OBJECTIVE
The records below need retyping in full; give them again exactly.

RECORDS TO PROCESS
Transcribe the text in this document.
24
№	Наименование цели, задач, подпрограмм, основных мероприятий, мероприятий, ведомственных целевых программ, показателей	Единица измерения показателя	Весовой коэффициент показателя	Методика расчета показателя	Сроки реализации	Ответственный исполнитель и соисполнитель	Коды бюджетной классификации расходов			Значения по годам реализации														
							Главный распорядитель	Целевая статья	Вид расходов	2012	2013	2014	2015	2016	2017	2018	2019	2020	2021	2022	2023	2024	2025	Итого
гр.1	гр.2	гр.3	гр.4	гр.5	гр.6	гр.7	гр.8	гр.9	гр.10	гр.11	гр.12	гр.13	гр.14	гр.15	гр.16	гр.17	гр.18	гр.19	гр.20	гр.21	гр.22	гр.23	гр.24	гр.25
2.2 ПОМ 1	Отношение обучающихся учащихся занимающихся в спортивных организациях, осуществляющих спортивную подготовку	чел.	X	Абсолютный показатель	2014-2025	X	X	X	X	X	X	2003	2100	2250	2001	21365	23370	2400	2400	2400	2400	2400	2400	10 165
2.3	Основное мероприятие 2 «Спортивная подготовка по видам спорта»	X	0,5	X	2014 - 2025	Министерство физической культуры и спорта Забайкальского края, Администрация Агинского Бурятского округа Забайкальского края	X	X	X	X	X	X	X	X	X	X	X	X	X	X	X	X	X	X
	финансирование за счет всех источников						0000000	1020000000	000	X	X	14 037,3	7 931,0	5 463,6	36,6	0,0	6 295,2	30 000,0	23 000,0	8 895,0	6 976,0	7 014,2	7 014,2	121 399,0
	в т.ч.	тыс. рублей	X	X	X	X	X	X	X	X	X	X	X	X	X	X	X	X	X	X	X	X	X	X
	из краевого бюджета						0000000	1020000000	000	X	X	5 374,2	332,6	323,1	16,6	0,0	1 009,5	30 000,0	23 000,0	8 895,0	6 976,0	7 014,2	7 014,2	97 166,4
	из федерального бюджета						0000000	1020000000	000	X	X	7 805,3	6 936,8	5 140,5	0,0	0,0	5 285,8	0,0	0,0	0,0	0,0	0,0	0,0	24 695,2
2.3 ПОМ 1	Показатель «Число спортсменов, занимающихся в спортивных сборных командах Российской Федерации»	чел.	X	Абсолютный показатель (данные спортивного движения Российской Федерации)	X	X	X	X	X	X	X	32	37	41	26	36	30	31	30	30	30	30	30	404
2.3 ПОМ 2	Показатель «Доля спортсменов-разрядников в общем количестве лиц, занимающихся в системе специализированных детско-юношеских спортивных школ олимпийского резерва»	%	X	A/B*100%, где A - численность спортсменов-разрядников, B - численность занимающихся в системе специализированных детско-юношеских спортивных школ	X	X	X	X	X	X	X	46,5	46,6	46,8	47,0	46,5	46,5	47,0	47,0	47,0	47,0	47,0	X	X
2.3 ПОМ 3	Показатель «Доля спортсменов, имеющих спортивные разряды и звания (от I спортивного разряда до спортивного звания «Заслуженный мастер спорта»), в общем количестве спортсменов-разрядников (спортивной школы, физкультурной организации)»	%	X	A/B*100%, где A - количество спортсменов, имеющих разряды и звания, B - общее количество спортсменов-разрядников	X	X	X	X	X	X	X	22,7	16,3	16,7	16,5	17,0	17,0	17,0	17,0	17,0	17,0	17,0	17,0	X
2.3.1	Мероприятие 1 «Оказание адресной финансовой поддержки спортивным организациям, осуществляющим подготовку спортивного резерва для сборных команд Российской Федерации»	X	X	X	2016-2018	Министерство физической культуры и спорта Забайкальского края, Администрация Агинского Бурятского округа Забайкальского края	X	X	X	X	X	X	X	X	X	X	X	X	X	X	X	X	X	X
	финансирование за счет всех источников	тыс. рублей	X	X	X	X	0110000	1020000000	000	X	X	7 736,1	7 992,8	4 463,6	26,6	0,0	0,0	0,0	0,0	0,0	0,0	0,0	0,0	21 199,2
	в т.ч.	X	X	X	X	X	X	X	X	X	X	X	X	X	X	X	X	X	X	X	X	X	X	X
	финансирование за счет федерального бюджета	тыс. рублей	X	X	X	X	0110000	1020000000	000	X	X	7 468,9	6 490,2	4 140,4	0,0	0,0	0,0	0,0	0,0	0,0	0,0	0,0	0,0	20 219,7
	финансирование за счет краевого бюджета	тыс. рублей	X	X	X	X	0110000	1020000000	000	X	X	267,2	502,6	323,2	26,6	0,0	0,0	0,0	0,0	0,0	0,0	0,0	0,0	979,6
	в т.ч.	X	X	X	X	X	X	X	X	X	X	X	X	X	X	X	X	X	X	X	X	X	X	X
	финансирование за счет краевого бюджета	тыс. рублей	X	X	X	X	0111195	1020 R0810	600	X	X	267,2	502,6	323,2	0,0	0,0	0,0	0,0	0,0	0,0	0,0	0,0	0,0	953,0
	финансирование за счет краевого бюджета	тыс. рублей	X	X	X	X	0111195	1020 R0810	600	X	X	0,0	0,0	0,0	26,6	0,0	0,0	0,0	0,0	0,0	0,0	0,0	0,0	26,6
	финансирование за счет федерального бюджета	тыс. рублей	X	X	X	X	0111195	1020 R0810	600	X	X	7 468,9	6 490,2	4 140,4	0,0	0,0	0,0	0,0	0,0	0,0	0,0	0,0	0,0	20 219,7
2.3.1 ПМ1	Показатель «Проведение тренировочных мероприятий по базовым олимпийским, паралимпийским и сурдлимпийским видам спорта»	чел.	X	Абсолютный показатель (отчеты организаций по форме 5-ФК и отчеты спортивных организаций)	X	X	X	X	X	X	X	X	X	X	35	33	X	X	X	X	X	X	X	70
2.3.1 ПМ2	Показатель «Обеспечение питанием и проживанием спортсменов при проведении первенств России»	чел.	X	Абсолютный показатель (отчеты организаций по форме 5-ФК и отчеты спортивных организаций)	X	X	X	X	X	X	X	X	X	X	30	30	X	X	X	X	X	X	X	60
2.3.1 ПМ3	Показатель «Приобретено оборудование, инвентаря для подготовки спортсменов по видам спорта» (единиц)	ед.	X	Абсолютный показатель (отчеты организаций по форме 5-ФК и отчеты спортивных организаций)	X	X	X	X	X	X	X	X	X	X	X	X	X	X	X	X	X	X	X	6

ANSWER FOR THIS EXERCISE
Transcribe the text in this document.
24
№	Наименование цели, задач, подпрограмм, основных мероприятий, мероприятий, ведомственных целевых программ, показателей	Единица измерения показателя	Весовой коэффициент показателя	Методика расчета показателя	Сроки реализации	Ответственный исполнитель и соисполнитель	Коды бюджетной классификации расходов			Значения по годам реализации														
							Главный распорядитель	Целевая статья	Вид расходов	2012	2013	2014	2015	2016	2017	2018	2019	2020	2021	2022	2023	2024	2025	Итого
гр.1	гр.2	гр.3	гр.4	гр.5	гр.6	гр.7	гр.8	гр.9	гр.10	гр.11	гр.12	гр.13	гр.14	гр.15	гр.16	гр.17	гр.18	гр.19	гр.20	гр.21	гр.22	гр.23	гр.24	гр.25
2.2 ПОМ 1	Отношение обучающихся учащихся занимающихся в спортивных организациях, осуществляющих спортивную подготовку	чел.	X	Абсолютный показатель	2014-2025	X	X	X	X	X	X	2003	2100	2250	2001	21365	23370	2400	2400	2400	2400	2400	2400	10 165
2.3	Основное мероприятие 2 «Спортивная подготовка по видам спорта»	X	0,5	X	2014 - 2025	Министерство физической культуры и спорта Забайкальского края, Администрация Агинского Бурятского округа Забайкальского края	X	X	X	X	X	X	X	X	X	X	X	X	X	X	X	X	X	X
	финансирование за счет всех источников						0000000	1020000000	000	X	X	14 037,3	7 931,0	5 463,6	36,6	0,0	6 295,2	30 000,0	23 000,0	8 895,0	6 976,0	7 014,2	7 014,2	121 399,0
	в т.ч.	тыс. рублей	X	X	X	X	X	X	X	X	X	X	X	X	X	X	X	X	X	X	X	X	X	X
	из краевого бюджета						0000000	1020000000	000	X	X	5 374,2	332,6	323,1	16,6	0,0	1 009,5	30 000,0	23 000,0	8 895,0	6 976,0	7 014,2	7 014,2	97 166,4
	из федерального бюджета						0000000	1020000000	000	X	X	7 805,3	6 936,8	5 140,5	0,0	0,0	5 285,8	0,0	0,0	0,0	0,0	0,0	0,0	24 695,2
2.3 ПОМ 1	Показатель «Число спортсменов, занимающихся в спортивных сборных командах Российской Федерации»	чел.	X	Абсолютный показатель (данные спортивного движения Российской Федерации)	X	X	X	X	X	X	X	32	37	41	26	36	30	31	30	30	30	30	30	404
2.3 ПОМ 2	Показатель «Доля спортсменов-разрядников в общем количестве лиц, занимающихся в системе специализированных детско-юношеских спортивных школ олимпийского резерва»	%	X	A/B*100%, где A - численность спортсменов-разрядников, B - численность занимающихся в системе специализированных детско-юношеских спортивных школ	X	X	X	X	X	X	X	46,5	46,6	46,8	47,0	46,5	46,5	47,0	47,0	47,0	47,0	47,0	X	X
2.3 ПОМ 3	Показатель «Доля спортсменов, имеющих спортивные разряды и звания (от I спортивного разряда до спортивного звания «Заслуженный мастер спорта»), в общем количестве спортсменов-разрядников (спортивной школы, физкультурной организации)»	%	X	A/B*100%, где A - количество спортсменов, имеющих разряды и звания, B - общее количество спортсменов-разрядников	X	X	X	X	X	X	X	22,7	16,3	16,7	16,5	17,0	17,0	17,0	17,0	17,0	17,0	17,0	17,0	X
2.3.1	Мероприятие 1 «Оказание адресной финансовой поддержки спортивным организациям, осуществляющим подготовку спортивного резерва для сборных команд Российской Федерации»	X	X	X	2016-2018	Министерство физической культуры и спорта Забайкальского края, Администрация Агинского Бурятского округа Забайкальского края	X	X	X	X	X	X	X	X	X	X	X	X	X	X	X	X	X	X
	финансирование за счет всех источников	тыс. рублей	X	X	X	X	0110000	1020000000	000	X	X	7 736,1	7 992,8	4 463,6	26,6	0,0	0,0	0,0	0,0	0,0	0,0	0,0	0,0	21 199,2
	в т.ч.	X	X	X	X	X	X	X	X	X	X	X	X	X	X	X	X	X	X	X	X	X	X	X
	финансирование за счет федерального бюджета	тыс. рублей	X	X	X	X	0110000	1020000000	000	X	X	7 468,9	6 490,2	4 140,4	0,0	0,0	0,0	0,0	0,0	0,0	0,0	0,0	0,0	20 219,7
	финансирование за счет краевого бюджета	тыс. рублей	X	X	X	X	0110000	1020000000	000	X	X	267,2	502,6	323,2	26,6	0,0	0,0	0,0	0,0	0,0	0,0	0,0	0,0	979,6
	в т.ч.	X	X	X	X	X	X	X	X	X	X	X	X	X	X	X	X	X	X	X	X	X	X	X
	финансирование за счет краевого бюджета	тыс. рублей	X	X	X	X	0111195	1020 R0810	600	X	X	267,2	502,6	323,2	0,0	0,0	0,0	0,0	0,0	0,0	0,0	0,0	0,0	953,0
	финансирование за счет краевого бюджета	тыс. рублей	X	X	X	X	0111195	1020 R0810	600	X	X	0,0	0,0	0,0	26,6	0,0	0,0	0,0	0,0	0,0	0,0	0,0	0,0	26,6
	финансирование за счет федерального бюджета	тыс. рублей	X	X	X	X	0111195	1020 R0810	600	X	X	7 468,9	6 490,2	4 140,4	0,0	0,0	0,0	0,0	0,0	0,0	0,0	0,0	0,0	20 219,7
2.3.1 ПМ1	Показатель «Проведение тренировочных мероприятий по базовым олимпийским, паралимпийским и сурдлимпийским видам спорта»	чел.	X	Абсолютный показатель (отчеты организаций по форме 5-ФК и отчеты спортивных организаций)	X	X	X	X	X	X	X	X	X	X	35	33	X	X	X	X	X	X	X	70
2.3.1 ПМ2	Показатель «Обеспечение питанием и проживанием спортсменов при проведении первенств России»	чел.	X	Абсолютный показатель (отчеты организаций по форме 5-ФК и отчеты спортивных организаций)	X	X	X	X	X	X	X	X	X	X	30	30	X	X	X	X	X	X	X	60
2.3.1 ПМ3	Показатель «Приобретено оборудование, инвентаря для подготовки спортсменов по видам спорта» (единиц)	ед.	X	Абсолютный показатель (отчеты организаций по форме 5-ФК и отчеты спортивных организаций)	X	X	X	X	X	X	X	X	X	X	X	X	X	X	X	X	X	X	X	6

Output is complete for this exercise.